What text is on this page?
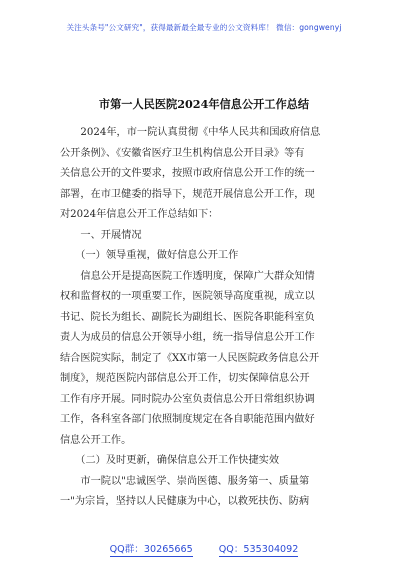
关注头条号"公文研究"，获得最新最全最专业的公文资料库！ 微信：gongwenyj
市第一人民医院2024年信息公开工作总结

2024年，市一院认真贯彻《中华人民共和国政府信息

公开条例》、《安徽省医疗卫生机构信息公开目录》等有

关信息公开的文件要求，按照市政府信息公开工作的统一

部署，在市卫健委的指导下，规范开展信息公开工作，现

对2024年信息公开工作总结如下：

一、开展情况

（一）领导重视，做好信息公开工作

信息公开是提高医院工作透明度，保障广大群众知情

权和监督权的一项重要工作，医院领导高度重视，成立以

书记、院长为组长、副院长为副组长、医院各职能科室负

责人为成员的信息公开领导小组，统一指导信息公开工作

结合医院实际，制定了《XX市第一人民医院政务信息公开

制度》，规范医院内部信息公开工作，切实保障信息公开

工作有序开展。同时院办公室负责信息公开日常组织协调

工作，各科室各部门依照制度规定在各自职能范围内做好

信息公开工作。

（二）及时更新，确保信息公开工作快捷实效

市一院以"忠诚医学、崇尚医德、服务第一、质量第

一"为宗旨，坚持以人民健康为中心，以救死扶伤、防病

QQ群：30265665	QQ：535304092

# Task to complete
Write out all the entries word for word, but skip any images.

# Finished task
What text is on this page?
关注头条号"公文研究"，获得最新最全最专业的公文资料库！ 微信：gongwenyj
市第一人民医院2024年信息公开工作总结

2024年，市一院认真贯彻《中华人民共和国政府信息

公开条例》、《安徽省医疗卫生机构信息公开目录》等有

关信息公开的文件要求，按照市政府信息公开工作的统一

部署，在市卫健委的指导下，规范开展信息公开工作，现

对2024年信息公开工作总结如下：

一、开展情况

（一）领导重视，做好信息公开工作

信息公开是提高医院工作透明度，保障广大群众知情

权和监督权的一项重要工作，医院领导高度重视，成立以

书记、院长为组长、副院长为副组长、医院各职能科室负

责人为成员的信息公开领导小组，统一指导信息公开工作

结合医院实际，制定了《XX市第一人民医院政务信息公开

制度》，规范医院内部信息公开工作，切实保障信息公开

工作有序开展。同时院办公室负责信息公开日常组织协调

工作，各科室各部门依照制度规定在各自职能范围内做好

信息公开工作。

（二）及时更新，确保信息公开工作快捷实效

市一院以"忠诚医学、崇尚医德、服务第一、质量第

一"为宗旨，坚持以人民健康为中心，以救死扶伤、防病

QQ群：30265665	QQ：535304092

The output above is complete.